-------- SUPPLIED MATERIAL --------
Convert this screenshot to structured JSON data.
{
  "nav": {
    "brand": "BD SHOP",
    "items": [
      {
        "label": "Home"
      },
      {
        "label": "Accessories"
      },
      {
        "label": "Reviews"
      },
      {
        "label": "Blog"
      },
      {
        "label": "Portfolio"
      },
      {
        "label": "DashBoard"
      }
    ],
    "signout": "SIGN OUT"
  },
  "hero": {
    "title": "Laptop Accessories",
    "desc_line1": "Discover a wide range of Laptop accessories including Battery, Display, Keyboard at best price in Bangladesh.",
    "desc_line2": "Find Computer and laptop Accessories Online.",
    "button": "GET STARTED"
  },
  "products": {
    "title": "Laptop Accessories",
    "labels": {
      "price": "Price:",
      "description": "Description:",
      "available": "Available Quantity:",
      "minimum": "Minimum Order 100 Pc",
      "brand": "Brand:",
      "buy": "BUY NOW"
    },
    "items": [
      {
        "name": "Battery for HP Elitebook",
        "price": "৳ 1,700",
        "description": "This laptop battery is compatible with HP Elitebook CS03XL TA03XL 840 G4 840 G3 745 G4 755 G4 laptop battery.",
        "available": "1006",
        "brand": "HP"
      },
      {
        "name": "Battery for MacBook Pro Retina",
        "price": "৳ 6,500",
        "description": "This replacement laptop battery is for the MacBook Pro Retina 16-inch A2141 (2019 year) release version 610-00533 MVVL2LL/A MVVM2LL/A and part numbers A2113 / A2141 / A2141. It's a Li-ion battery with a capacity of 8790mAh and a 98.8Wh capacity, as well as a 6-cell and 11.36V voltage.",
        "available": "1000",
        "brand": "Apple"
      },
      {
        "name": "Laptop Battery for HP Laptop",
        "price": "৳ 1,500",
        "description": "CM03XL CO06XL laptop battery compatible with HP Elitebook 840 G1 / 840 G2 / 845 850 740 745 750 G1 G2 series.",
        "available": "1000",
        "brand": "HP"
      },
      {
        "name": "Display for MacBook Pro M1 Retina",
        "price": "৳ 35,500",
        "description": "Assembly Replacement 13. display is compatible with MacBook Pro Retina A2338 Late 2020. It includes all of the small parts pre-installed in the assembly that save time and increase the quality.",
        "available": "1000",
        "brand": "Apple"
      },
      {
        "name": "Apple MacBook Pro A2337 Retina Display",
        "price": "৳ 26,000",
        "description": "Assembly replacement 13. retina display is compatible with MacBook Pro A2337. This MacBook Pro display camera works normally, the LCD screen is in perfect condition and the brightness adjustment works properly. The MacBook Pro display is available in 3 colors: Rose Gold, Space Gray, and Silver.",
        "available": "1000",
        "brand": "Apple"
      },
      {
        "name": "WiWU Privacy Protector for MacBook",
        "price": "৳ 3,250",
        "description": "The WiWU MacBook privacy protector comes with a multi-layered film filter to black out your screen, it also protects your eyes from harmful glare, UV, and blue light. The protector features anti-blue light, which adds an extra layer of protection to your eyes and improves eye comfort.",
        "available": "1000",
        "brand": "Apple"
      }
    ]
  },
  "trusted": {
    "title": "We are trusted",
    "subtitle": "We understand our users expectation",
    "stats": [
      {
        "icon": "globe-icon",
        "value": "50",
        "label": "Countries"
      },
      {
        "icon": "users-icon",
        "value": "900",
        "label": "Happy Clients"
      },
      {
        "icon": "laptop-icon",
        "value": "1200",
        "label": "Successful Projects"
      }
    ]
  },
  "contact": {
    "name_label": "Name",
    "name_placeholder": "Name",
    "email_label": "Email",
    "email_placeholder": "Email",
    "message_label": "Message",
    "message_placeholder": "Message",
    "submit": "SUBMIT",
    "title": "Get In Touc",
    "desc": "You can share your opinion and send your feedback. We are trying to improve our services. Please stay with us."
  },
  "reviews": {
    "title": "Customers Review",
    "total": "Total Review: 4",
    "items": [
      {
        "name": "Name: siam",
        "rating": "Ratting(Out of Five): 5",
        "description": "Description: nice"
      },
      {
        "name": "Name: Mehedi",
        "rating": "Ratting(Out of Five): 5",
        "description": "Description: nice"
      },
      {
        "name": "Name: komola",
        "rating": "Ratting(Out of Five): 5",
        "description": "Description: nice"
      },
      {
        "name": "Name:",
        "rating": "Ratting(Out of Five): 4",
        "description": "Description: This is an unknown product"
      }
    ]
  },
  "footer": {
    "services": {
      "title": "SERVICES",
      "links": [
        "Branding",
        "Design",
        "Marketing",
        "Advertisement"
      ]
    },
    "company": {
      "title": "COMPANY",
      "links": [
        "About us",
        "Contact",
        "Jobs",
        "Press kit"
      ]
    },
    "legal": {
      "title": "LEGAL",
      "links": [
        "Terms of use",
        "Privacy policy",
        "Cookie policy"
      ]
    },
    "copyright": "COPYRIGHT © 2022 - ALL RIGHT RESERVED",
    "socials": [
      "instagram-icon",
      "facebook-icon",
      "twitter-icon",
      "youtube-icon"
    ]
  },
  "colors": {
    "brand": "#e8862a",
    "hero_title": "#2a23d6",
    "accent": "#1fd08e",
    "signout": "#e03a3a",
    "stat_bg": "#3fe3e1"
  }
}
--------
> _EXERCISE INSTRUCTIONS_: Copy out all of the data exactly, leaving nothing out.

> _OUTPUT OF THE EXERCISE_:
Convert this screenshot to structured JSON data.
{
  "nav": {
    "brand": "BD SHOP",
    "items": [
      {
        "label": "Home"
      },
      {
        "label": "Accessories"
      },
      {
        "label": "Reviews"
      },
      {
        "label": "Blog"
      },
      {
        "label": "Portfolio"
      },
      {
        "label": "DashBoard"
      }
    ],
    "signout": "SIGN OUT"
  },
  "hero": {
    "title": "Laptop Accessories",
    "desc_line1": "Discover a wide range of Laptop accessories including Battery, Display, Keyboard at best price in Bangladesh.",
    "desc_line2": "Find Computer and laptop Accessories Online.",
    "button": "GET STARTED"
  },
  "products": {
    "title": "Laptop Accessories",
    "labels": {
      "price": "Price:",
      "description": "Description:",
      "available": "Available Quantity:",
      "minimum": "Minimum Order 100 Pc",
      "brand": "Brand:",
      "buy": "BUY NOW"
    },
    "items": [
      {
        "name": "Battery for HP Elitebook",
        "price": "৳ 1,700",
        "description": "This laptop battery is compatible with HP Elitebook CS03XL TA03XL 840 G4 840 G3 745 G4 755 G4 laptop battery.",
        "available": "1006",
        "brand": "HP"
      },
      {
        "name": "Battery for MacBook Pro Retina",
        "price": "৳ 6,500",
        "description": "This replacement laptop battery is for the MacBook Pro Retina 16-inch A2141 (2019 year) release version 610-00533 MVVL2LL/A MVVM2LL/A and part numbers A2113 / A2141 / A2141. It's a Li-ion battery with a capacity of 8790mAh and a 98.8Wh capacity, as well as a 6-cell and 11.36V voltage.",
        "available": "1000",
        "brand": "Apple"
      },
      {
        "name": "Laptop Battery for HP Laptop",
        "price": "৳ 1,500",
        "description": "CM03XL CO06XL laptop battery compatible with HP Elitebook 840 G1 / 840 G2 / 845 850 740 745 750 G1 G2 series.",
        "available": "1000",
        "brand": "HP"
      },
      {
        "name": "Display for MacBook Pro M1 Retina",
        "price": "৳ 35,500",
        "description": "Assembly Replacement 13. display is compatible with MacBook Pro Retina A2338 Late 2020. It includes all of the small parts pre-installed in the assembly that save time and increase the quality.",
        "available": "1000",
        "brand": "Apple"
      },
      {
        "name": "Apple MacBook Pro A2337 Retina Display",
        "price": "৳ 26,000",
        "description": "Assembly replacement 13. retina display is compatible with MacBook Pro A2337. This MacBook Pro display camera works normally, the LCD screen is in perfect condition and the brightness adjustment works properly. The MacBook Pro display is available in 3 colors: Rose Gold, Space Gray, and Silver.",
        "available": "1000",
        "brand": "Apple"
      },
      {
        "name": "WiWU Privacy Protector for MacBook",
        "price": "৳ 3,250",
        "description": "The WiWU MacBook privacy protector comes with a multi-layered film filter to black out your screen, it also protects your eyes from harmful glare, UV, and blue light. The protector features anti-blue light, which adds an extra layer of protection to your eyes and improves eye comfort.",
        "available": "1000",
        "brand": "Apple"
      }
    ]
  },
  "trusted": {
    "title": "We are trusted",
    "subtitle": "We understand our users expectation",
    "stats": [
      {
        "icon": "globe-icon",
        "value": "50",
        "label": "Countries"
      },
      {
        "icon": "users-icon",
        "value": "900",
        "label": "Happy Clients"
      },
      {
        "icon": "laptop-icon",
        "value": "1200",
        "label": "Successful Projects"
      }
    ]
  },
  "contact": {
    "name_label": "Name",
    "name_placeholder": "Name",
    "email_label": "Email",
    "email_placeholder": "Email",
    "message_label": "Message",
    "message_placeholder": "Message",
    "submit": "SUBMIT",
    "title": "Get In Touc",
    "desc": "You can share your opinion and send your feedback. We are trying to improve our services. Please stay with us."
  },
  "reviews": {
    "title": "Customers Review",
    "total": "Total Review: 4",
    "items": [
      {
        "name": "Name: siam",
        "rating": "Ratting(Out of Five): 5",
        "description": "Description: nice"
      },
      {
        "name": "Name: Mehedi",
        "rating": "Ratting(Out of Five): 5",
        "description": "Description: nice"
      },
      {
        "name": "Name: komola",
        "rating": "Ratting(Out of Five): 5",
        "description": "Description: nice"
      },
      {
        "name": "Name:",
        "rating": "Ratting(Out of Five): 4",
        "description": "Description: This is an unknown product"
      }
    ]
  },
  "footer": {
    "services": {
      "title": "SERVICES",
      "links": [
        "Branding",
        "Design",
        "Marketing",
        "Advertisement"
      ]
    },
    "company": {
      "title": "COMPANY",
      "links": [
        "About us",
        "Contact",
        "Jobs",
        "Press kit"
      ]
    },
    "legal": {
      "title": "LEGAL",
      "links": [
        "Terms of use",
        "Privacy policy",
        "Cookie policy"
      ]
    },
    "copyright": "COPYRIGHT © 2022 - ALL RIGHT RESERVED",
    "socials": [
      "instagram-icon",
      "facebook-icon",
      "twitter-icon",
      "youtube-icon"
    ]
  },
  "colors": {
    "brand": "#e8862a",
    "hero_title": "#2a23d6",
    "accent": "#1fd08e",
    "signout": "#e03a3a",
    "stat_bg": "#3fe3e1"
  }
}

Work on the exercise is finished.